* Passage provided
"""

Cancer: “Trojan horse” bacteria reprogrammed to destroy tumors

Living cells “Trojan horse”. This is how the authors of this new study qualify these bacteria reprogrammed to destroy tumors and which constitute new hope in the fight against cancer.

In the magazine NatureMedicine, researchers from Columbia Engineering and the Columbia University Irving Medical Center (CUIMC) have announced that they have succeeded in creating a strain of non-pathogenic bacteria that are able to eliminate tumors in laboratory mice, but also to treat tumors that were not initially targeted. Ultimately, this new method could be used to locally target cancer cells, but also stimulate the immune system to defend itself against hard-to-treat tumours.

Infiltration at the heart of tumors

In their work, the scientists explain that they have developed a strain of bacteria E.coli non-pathogenic, capable of growing and multiplying in the necrotic nucleus of tumors. Once their number reaches a critical threshold, they self-destruct, allowing a release of therapeutic agents. Only a small fraction of the bacteria survive to continue delivering treatment to the core of tumors.

To make these bacteria particularly effective, the authors of the study chose to target a protein called CD47 and present in abundance in human tumor cells. This CD47 protein sends a “don’t eat me” signal to immune cells so that they don’t eat cancer cells.

“But CD47 is present elsewhere in the body, and systemic targeting of CD47 leads to significant toxicity as evidenced by recent clinical trials,” says Sreyan Chowdhury, co-author of the study. “To solve this problem, we designed bacteria that target CD47 exclusively inside the tumor and avoid the systemic side effects of treatment.”

"""

* Dataset extract
"""

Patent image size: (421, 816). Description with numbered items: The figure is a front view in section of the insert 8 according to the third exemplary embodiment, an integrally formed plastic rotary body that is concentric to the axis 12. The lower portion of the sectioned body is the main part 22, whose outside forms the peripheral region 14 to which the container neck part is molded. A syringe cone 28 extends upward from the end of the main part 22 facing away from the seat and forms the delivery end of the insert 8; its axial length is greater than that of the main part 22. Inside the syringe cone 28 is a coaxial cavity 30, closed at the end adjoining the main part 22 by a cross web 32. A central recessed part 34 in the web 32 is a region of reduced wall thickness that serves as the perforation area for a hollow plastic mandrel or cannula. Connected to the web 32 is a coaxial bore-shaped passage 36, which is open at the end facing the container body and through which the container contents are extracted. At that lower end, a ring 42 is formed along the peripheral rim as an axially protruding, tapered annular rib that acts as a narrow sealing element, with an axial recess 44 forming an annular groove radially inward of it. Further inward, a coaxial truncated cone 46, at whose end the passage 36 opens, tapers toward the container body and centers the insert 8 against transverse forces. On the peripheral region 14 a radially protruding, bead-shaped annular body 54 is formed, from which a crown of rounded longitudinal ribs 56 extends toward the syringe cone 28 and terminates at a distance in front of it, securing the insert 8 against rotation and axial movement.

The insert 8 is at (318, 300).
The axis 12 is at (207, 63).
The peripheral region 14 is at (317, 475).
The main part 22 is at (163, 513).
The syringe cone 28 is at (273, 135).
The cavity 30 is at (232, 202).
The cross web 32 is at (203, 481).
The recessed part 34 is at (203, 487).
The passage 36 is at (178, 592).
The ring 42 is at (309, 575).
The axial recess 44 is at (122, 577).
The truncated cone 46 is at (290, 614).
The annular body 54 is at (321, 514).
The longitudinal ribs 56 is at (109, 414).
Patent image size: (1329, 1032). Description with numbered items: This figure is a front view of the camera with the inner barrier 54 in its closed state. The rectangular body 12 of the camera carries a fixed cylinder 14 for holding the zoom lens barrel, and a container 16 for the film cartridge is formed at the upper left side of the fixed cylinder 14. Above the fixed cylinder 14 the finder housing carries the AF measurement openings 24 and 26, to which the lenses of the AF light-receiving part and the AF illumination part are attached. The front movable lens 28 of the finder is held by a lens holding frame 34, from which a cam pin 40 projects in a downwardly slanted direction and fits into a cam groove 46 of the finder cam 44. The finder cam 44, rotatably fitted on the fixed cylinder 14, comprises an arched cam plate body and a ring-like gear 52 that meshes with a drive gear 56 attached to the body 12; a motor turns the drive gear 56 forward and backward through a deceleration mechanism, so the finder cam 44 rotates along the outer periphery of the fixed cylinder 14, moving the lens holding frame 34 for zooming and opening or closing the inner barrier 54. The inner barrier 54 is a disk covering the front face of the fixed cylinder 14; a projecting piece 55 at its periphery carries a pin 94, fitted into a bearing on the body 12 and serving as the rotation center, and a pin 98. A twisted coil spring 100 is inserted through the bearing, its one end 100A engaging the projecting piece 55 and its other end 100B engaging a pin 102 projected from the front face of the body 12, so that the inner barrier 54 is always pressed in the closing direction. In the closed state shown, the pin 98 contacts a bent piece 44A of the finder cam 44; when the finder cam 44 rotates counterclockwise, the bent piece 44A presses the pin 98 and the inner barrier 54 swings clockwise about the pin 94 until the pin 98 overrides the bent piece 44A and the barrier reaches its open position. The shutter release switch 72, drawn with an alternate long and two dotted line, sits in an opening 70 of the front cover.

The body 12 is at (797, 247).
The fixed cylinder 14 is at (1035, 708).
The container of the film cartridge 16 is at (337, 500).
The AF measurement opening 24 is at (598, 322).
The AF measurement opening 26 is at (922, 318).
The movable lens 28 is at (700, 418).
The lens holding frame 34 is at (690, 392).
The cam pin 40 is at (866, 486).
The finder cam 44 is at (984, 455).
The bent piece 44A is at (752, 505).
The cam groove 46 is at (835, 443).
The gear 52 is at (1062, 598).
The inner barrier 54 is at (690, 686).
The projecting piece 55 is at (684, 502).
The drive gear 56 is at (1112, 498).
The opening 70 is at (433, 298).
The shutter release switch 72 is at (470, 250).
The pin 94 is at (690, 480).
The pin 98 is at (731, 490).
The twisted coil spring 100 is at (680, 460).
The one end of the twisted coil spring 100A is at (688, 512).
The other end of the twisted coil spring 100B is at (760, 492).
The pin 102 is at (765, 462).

"""

Carry on the article about bacteria reprogrammed to destroy tumors, starting right after the quote from Sreyan Chowdhury.

* Output of the exercise
A reduction in non-targeted tumors

This combined effect of the action of the bacteria inside the tumors and the blocking of CD47 allowed a stimulation of the immune system, with a proliferation of T lymphocytes in the treated tumors. Not only did this have the effect of eliminating specifically targeted tumors, but also of reducing tumor metastases that were not targeted by the treatment.

“This means that we will soon be able to engineer bacteria to target tumors locally and then stimulate the immune system to seek out tumors and metastases that are too small to be detected by imaging or other approaches,” says Tal Danino, assistant professor of biomedical engineering and co-author of the study.

The scientific team is currently performing further trials to validate their discovery, as well as safety and toxicology studies on the modified immunotherapeutic bacteria. If the results are positive, this could lead to a clinical trial on human patients.